### Given data:
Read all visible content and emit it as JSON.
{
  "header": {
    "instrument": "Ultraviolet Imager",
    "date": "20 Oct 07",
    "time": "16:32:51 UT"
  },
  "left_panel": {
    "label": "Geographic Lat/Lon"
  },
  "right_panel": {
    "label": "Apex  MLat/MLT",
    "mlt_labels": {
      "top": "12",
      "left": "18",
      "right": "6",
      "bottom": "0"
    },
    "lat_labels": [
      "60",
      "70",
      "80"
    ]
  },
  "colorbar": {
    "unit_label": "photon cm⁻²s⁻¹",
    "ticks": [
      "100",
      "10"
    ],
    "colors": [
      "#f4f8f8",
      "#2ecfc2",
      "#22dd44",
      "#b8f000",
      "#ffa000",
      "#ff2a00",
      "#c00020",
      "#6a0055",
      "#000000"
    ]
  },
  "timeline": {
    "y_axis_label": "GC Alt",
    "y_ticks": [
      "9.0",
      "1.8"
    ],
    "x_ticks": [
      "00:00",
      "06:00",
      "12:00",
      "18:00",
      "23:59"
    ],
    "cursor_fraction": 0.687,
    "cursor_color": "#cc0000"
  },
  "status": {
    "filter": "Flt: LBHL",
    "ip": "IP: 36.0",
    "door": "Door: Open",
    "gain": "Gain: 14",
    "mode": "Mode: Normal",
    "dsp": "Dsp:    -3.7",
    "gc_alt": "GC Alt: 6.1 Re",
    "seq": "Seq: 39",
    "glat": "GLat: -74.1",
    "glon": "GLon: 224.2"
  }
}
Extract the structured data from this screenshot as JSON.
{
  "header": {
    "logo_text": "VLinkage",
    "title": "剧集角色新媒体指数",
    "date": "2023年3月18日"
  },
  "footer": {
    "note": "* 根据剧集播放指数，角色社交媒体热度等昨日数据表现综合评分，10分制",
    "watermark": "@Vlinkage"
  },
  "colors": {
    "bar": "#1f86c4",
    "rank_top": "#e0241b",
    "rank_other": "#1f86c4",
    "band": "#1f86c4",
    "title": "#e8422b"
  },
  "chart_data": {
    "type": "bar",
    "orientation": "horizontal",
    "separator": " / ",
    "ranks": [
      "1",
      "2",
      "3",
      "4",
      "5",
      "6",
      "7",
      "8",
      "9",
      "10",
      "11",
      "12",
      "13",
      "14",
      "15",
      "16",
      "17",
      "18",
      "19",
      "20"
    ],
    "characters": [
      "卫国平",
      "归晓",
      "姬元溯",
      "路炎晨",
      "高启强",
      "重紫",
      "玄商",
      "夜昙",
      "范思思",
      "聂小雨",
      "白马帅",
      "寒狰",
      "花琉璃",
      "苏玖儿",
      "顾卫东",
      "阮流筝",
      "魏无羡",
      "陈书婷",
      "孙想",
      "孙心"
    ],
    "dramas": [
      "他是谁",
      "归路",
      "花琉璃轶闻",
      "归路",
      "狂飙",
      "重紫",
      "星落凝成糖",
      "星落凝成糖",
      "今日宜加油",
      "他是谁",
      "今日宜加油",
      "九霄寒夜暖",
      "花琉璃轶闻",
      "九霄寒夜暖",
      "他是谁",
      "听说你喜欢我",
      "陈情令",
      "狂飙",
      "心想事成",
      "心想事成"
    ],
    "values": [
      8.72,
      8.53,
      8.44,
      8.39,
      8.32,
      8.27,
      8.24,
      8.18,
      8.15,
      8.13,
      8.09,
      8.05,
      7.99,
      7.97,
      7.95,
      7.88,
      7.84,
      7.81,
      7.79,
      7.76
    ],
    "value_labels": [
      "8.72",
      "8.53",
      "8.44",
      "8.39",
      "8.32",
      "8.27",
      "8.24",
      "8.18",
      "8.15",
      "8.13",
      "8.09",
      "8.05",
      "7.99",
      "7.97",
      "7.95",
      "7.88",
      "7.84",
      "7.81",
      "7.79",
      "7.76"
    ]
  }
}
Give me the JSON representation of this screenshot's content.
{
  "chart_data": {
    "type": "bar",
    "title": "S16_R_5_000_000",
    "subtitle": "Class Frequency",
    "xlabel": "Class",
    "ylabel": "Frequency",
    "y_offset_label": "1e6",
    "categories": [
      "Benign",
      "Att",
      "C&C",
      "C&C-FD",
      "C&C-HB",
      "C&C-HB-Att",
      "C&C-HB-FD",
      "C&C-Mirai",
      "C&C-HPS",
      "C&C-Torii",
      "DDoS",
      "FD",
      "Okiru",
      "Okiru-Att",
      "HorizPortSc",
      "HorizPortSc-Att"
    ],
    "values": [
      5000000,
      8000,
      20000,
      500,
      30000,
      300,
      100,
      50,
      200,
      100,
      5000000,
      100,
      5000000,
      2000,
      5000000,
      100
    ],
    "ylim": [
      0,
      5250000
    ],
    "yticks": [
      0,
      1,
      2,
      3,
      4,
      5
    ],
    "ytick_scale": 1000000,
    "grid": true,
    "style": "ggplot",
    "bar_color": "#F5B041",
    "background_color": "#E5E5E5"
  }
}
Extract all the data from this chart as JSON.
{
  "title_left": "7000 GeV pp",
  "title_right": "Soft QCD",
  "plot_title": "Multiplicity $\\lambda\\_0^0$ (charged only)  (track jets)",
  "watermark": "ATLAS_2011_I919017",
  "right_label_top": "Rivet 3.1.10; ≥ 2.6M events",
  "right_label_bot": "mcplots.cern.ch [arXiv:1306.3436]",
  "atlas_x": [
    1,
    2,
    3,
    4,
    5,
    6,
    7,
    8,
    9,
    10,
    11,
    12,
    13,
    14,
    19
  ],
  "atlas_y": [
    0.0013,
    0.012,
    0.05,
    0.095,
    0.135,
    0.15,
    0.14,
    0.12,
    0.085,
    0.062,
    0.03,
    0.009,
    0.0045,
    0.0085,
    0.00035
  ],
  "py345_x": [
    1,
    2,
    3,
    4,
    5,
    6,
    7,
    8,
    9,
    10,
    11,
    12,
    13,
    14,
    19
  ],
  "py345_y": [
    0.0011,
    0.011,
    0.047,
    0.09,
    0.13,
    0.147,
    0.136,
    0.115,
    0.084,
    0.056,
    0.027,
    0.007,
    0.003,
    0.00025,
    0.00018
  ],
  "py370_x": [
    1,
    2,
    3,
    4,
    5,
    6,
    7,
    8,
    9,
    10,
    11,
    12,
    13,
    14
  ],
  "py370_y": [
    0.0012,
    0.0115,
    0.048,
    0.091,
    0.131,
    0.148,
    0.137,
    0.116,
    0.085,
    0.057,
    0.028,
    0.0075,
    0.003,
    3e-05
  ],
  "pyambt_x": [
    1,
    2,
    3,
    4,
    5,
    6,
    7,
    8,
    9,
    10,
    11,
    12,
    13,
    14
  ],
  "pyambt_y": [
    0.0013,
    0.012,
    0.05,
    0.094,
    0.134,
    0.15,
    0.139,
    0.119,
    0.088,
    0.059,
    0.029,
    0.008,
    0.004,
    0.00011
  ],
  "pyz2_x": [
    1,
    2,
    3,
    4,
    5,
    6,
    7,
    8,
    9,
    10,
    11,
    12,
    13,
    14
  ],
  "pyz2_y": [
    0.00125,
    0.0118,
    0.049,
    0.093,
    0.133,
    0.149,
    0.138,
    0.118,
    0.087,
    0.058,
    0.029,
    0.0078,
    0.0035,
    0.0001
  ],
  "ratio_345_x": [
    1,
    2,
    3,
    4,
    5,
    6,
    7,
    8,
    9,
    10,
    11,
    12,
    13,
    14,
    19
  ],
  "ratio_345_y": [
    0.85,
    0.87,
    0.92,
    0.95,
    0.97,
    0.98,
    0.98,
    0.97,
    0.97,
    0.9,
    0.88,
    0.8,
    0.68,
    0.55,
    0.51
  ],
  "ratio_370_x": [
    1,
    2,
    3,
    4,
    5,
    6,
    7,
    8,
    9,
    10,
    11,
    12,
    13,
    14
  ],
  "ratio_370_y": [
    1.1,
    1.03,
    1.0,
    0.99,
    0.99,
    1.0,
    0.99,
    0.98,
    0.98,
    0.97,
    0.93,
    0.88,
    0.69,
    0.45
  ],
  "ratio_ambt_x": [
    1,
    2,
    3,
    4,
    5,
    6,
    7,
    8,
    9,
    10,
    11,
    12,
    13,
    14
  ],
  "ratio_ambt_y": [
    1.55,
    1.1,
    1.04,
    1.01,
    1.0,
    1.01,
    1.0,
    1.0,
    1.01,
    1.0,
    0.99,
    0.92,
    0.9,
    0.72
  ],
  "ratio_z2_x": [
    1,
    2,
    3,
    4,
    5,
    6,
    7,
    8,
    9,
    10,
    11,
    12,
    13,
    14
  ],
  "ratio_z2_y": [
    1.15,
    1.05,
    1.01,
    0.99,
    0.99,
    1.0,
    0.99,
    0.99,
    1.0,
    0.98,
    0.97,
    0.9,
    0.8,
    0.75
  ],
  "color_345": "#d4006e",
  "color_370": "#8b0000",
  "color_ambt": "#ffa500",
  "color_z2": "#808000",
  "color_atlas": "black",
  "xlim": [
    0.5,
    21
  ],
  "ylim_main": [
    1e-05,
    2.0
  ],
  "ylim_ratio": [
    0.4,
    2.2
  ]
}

### Task brief:
Copy all lines above containing the string "content".

### Response to the exercise:
Read all visible content and emit it as JSON.
Give me the JSON representation of this screenshot's content.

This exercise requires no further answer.